Items from a dataset:
-- BEGIN --
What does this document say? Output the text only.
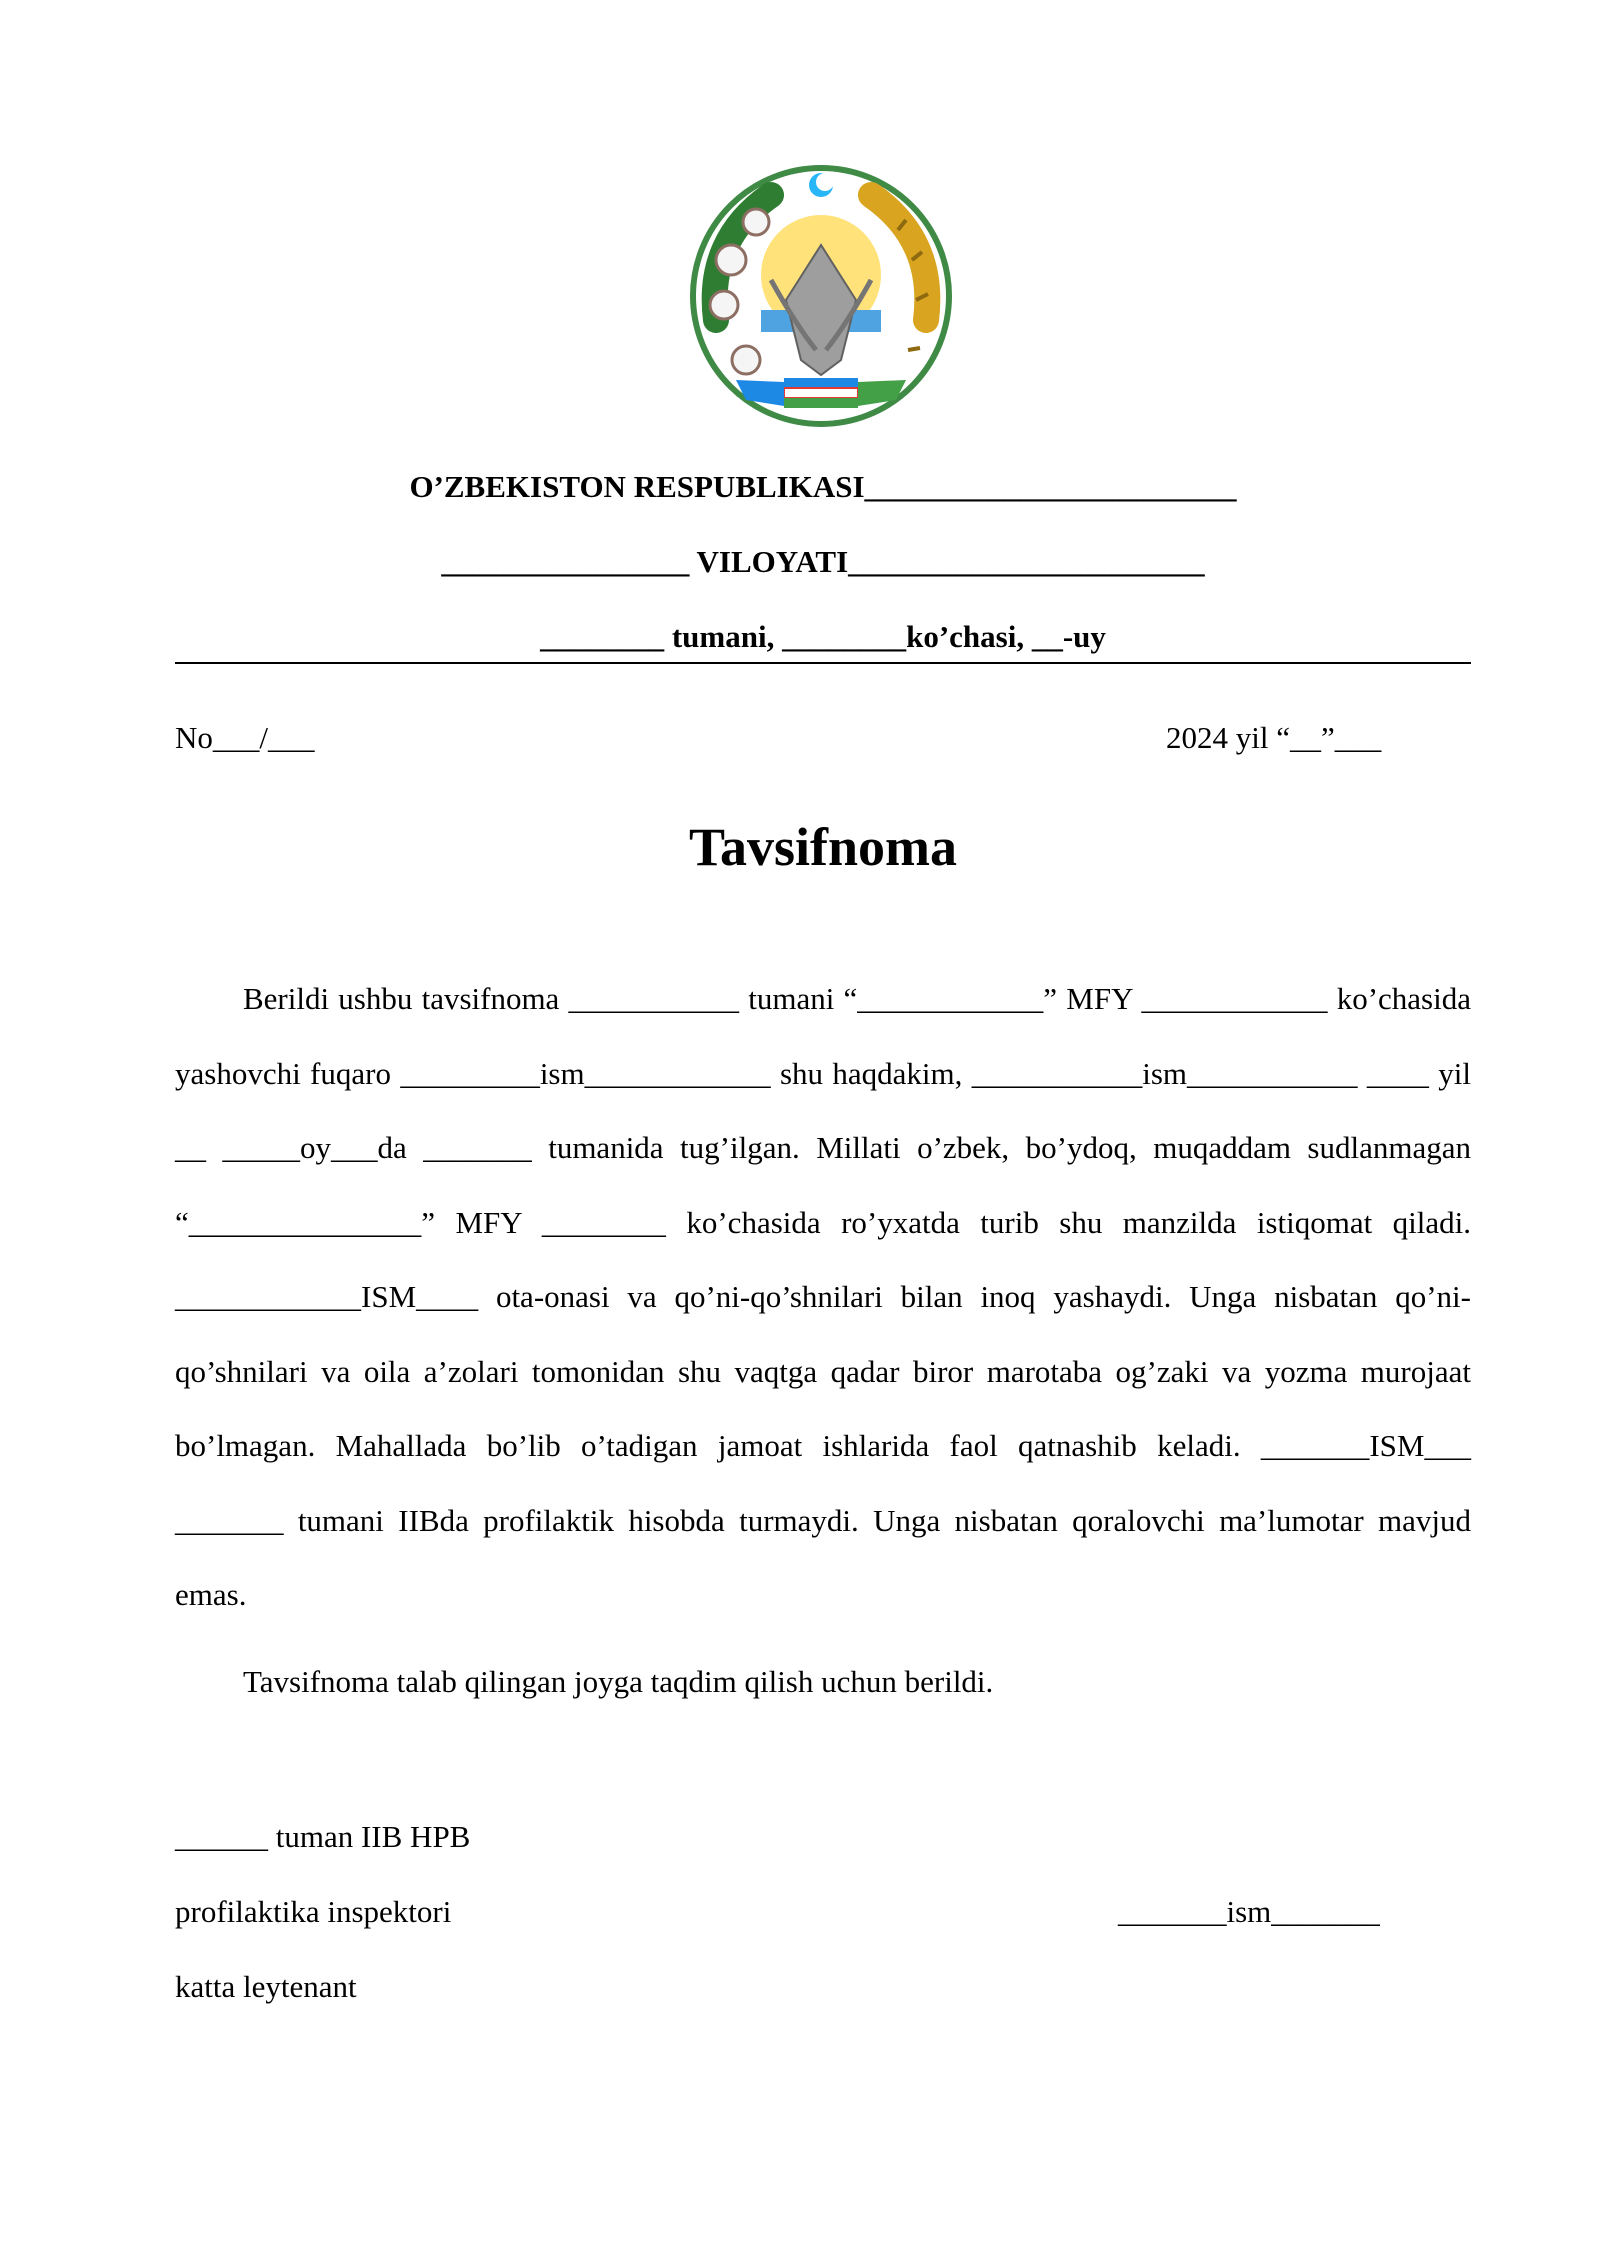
O’ZBEKISTON RESPUBLIKASI________________________
________________ VILOYATI_______________________
________ tumani, ________ko’chasi, __-uy
No___/___	2024 yil “__”___
Tavsifnoma

Berildi ushbu tavsifnoma ___________ tumani “____________” MFY ____________ ko’chasida yashovchi fuqaro _________ism____________ shu haqdakim, ___________ism___________ ____ yil __ _____oy___da _______ tumanida tug’ilgan. Millati o’zbek, bo’ydoq, muqaddam sudlanmagan “_______________” MFY ________ ko’chasida ro’yxatda turib shu manzilda istiqomat qiladi. ____________ISM____ ota-onasi va qo’ni-qo’shnilari bilan inoq yashaydi. Unga nisbatan qo’ni-qo’shnilari va oila a’zolari tomonidan shu vaqtga qadar biror marotaba og’zaki va yozma murojaat bo’lmagan. Mahallada bo’lib o’tadigan jamoat ishlarida faol qatnashib keladi. _______ISM___ _______ tumani IIBda profilaktik hisobda turmaydi. Unga nisbatan qoralovchi ma’lumotar mavjud emas.

Tavsifnoma talab qilingan joyga taqdim qilish uchun berildi.

______ tuman IIB HPB
profilaktika inspektori
katta leytenant
_______ism_______
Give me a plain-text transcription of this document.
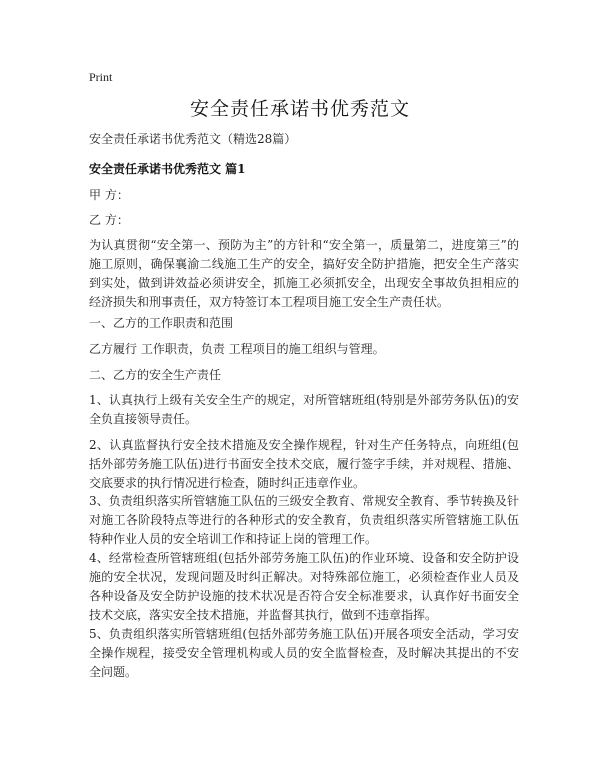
Print
安全责任承诺书优秀范文

安全责任承诺书优秀范文（精选28篇）

安全责任承诺书优秀范文 篇1

甲 方：

乙 方：

为认真贯彻“安全第一、预防为主”的方针和“安全第一，质量第二，进度第三”的施工原则，确保襄渝二线施工生产的安全，搞好安全防护措施，把安全生产落实到实处，做到讲效益必须讲安全，抓施工必须抓安全，出现安全事故负担相应的经济损失和刑事责任，双方特签订本工程项目施工安全生产责任状。

一、乙方的工作职责和范围

乙方履行 工作职责，负责 工程项目的施工组织与管理。

二、乙方的安全生产责任

1、认真执行上级有关安全生产的规定，对所管辖班组(特别是外部劳务队伍)的安全负直接领导责任。

2、认真监督执行安全技术措施及安全操作规程，针对生产任务特点，向班组(包括外部劳务施工队伍)进行书面安全技术交底，履行签字手续，并对规程、措施、交底要求的执行情况进行检查，随时纠正违章作业。

3、负责组织落实所管辖施工队伍的三级安全教育、常规安全教育、季节转换及针对施工各阶段特点等进行的各种形式的安全教育，负责组织落实所管辖施工队伍特种作业人员的安全培训工作和持证上岗的管理工作。

4、经常检查所管辖班组(包括外部劳务施工队伍)的作业环境、设备和安全防护设施的安全状况，发现问题及时纠正解决。对特殊部位施工，必须检查作业人员及各种设备及安全防护设施的技术状况是否符合安全标准要求，认真作好书面安全技术交底，落实安全技术措施，并监督其执行，做到不违章指挥。

5、负责组织落实所管辖班组(包括外部劳务施工队伍)开展各项安全活动，学习安全操作规程，接受安全管理机构或人员的安全监督检查，及时解决其提出的不安全问题。
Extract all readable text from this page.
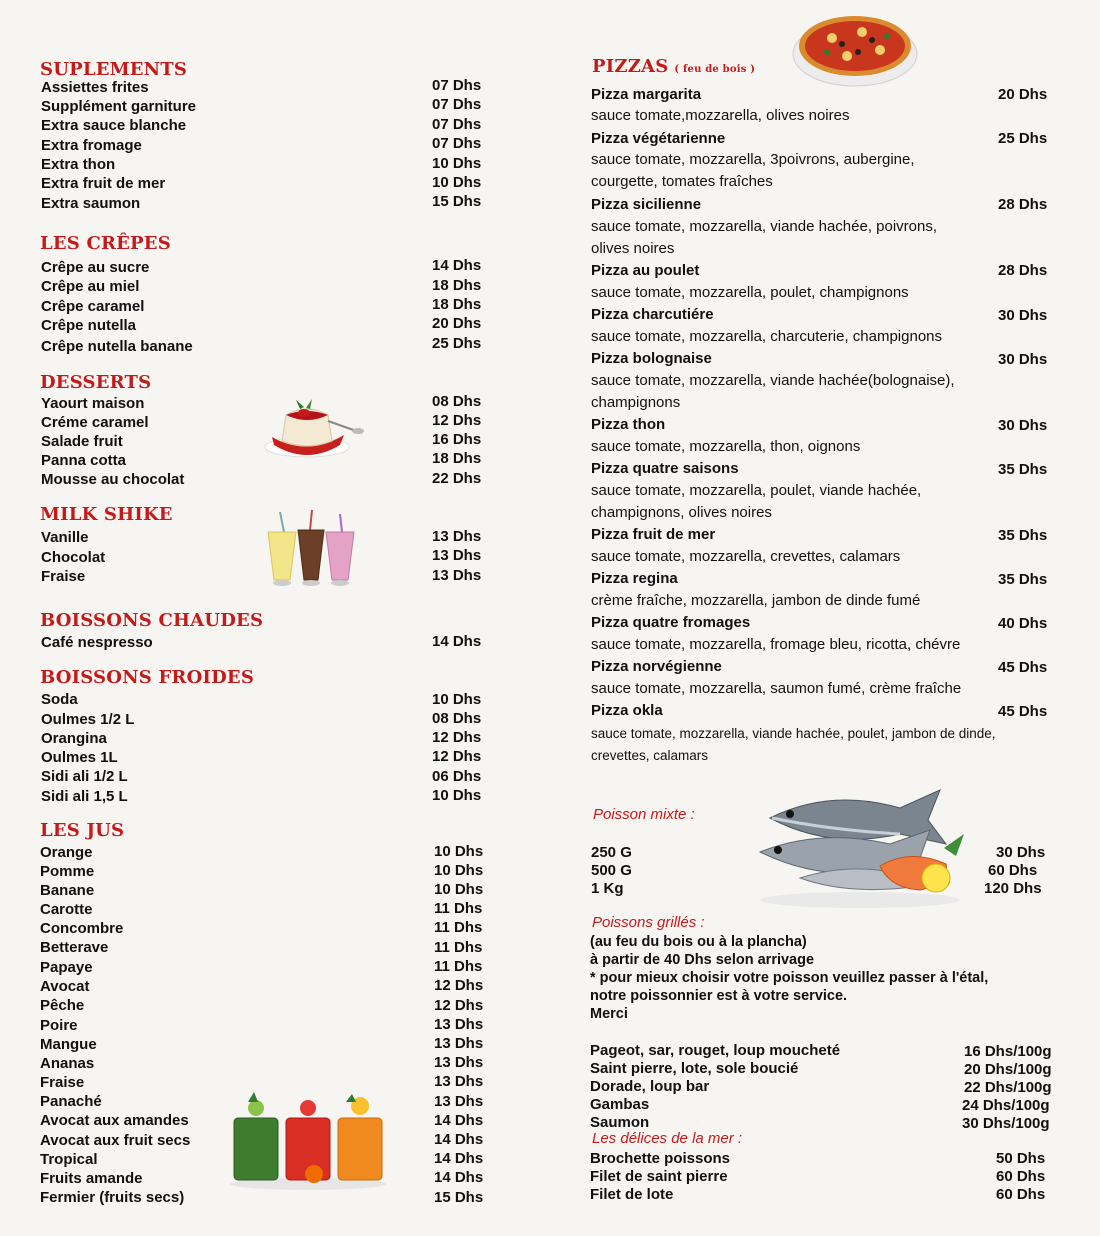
SUPLEMENTS
Assiettes frites
Supplément garniture
Extra sauce blanche
Extra fromage
Extra thon
Extra fruit de mer
Extra saumon
07 Dhs
07 Dhs
07 Dhs
07 Dhs
10 Dhs
10 Dhs
15 Dhs
LES CRÊPES
Crêpe au sucre
Crêpe au miel
Crêpe caramel
Crêpe nutella
Crêpe nutella banane
14 Dhs
18 Dhs
18 Dhs
20 Dhs
25 Dhs
DESSERTS
Yaourt maison
Créme caramel
Salade fruit
Panna cotta
Mousse au chocolat
08 Dhs
12 Dhs
16 Dhs
18 Dhs
22 Dhs
MILK SHIKE
Vanille
Chocolat
Fraise
13 Dhs
13 Dhs
13 Dhs
BOISSONS CHAUDES
Café nespresso	14 Dhs
BOISSONS FROIDES
Soda
Oulmes 1/2 L
Orangina
Oulmes 1L
Sidi ali 1/2 L
Sidi ali 1,5 L
10 Dhs
08 Dhs
12 Dhs
12 Dhs
06 Dhs
10 Dhs
LES JUS
Orange
Pomme
Banane
Carotte
Concombre
Betterave
Papaye
Avocat
Pêche
Poire
Mangue
Ananas
Fraise
Panaché
Avocat aux amandes
Avocat aux fruit secs
Tropical
Fruits amande
Fermier (fruits secs)
10 Dhs
10 Dhs
10 Dhs
11 Dhs
11 Dhs
11 Dhs
11 Dhs
12 Dhs
12 Dhs
13 Dhs
13 Dhs
13 Dhs
13 Dhs
13 Dhs
14 Dhs
14 Dhs
14 Dhs
14 Dhs
15 Dhs
PIZZAS ( feu de bois )
Pizza margarita
Pizza végétarienne
Pizza sicilienne
Pizza au poulet
Pizza charcutiére
Pizza bolognaise
Pizza thon
Pizza quatre saisons
Pizza fruit de mer
Pizza regina
Pizza quatre fromages
Pizza norvégienne
Pizza okla
20 Dhs
25 Dhs
28 Dhs
28 Dhs
30 Dhs
30 Dhs
30 Dhs
35 Dhs
35 Dhs
35 Dhs
40 Dhs
45 Dhs
45 Dhs
sauce tomate,mozzarella, olives noires
sauce tomate, mozzarella, 3poivrons, aubergine,
courgette, tomates fraîches
sauce tomate, mozzarella, viande hachée, poivrons,
olives noires
sauce tomate, mozzarella, poulet, champignons
sauce tomate, mozzarella, charcuterie, champignons
sauce tomate, mozzarella, viande hachée(bolognaise),
champignons
sauce tomate, mozzarella, thon, oignons
sauce tomate, mozzarella, poulet, viande hachée,
champignons, olives noires
sauce tomate, mozzarella, crevettes, calamars
crème fraîche, mozzarella, jambon de dinde fumé
sauce tomate, mozzarella, fromage bleu, ricotta, chévre
sauce tomate, mozzarella, saumon fumé, crème fraîche
sauce tomate, mozzarella, viande hachée, poulet, jambon de dinde,
crevettes, calamars
Poisson mixte :
250 G
500 G
1 Kg
30 Dhs
60 Dhs
120 Dhs
Poissons grillés :
(au feu du bois ou à la plancha)
à partir de 40 Dhs selon arrivage
* pour mieux choisir votre poisson veuillez passer à l'étal,
notre poissonnier est à votre service.
Merci
Pageot, sar, rouget, loup moucheté
Saint pierre, lote, sole boucié
Dorade, loup bar
Gambas
Saumon
16 Dhs/100g
20 Dhs/100g
22 Dhs/100g
24 Dhs/100g
30 Dhs/100g
Les délices de la mer :
Brochette poissons
Filet de saint pierre
Filet de lote
50 Dhs
60 Dhs
60 Dhs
-- END --
■ **Set exercise**: Find the lines above holding the word "loup" and show them.

■ **Complete answer**:
Pageot, sar, rouget, loup moucheté
Dorade, loup bar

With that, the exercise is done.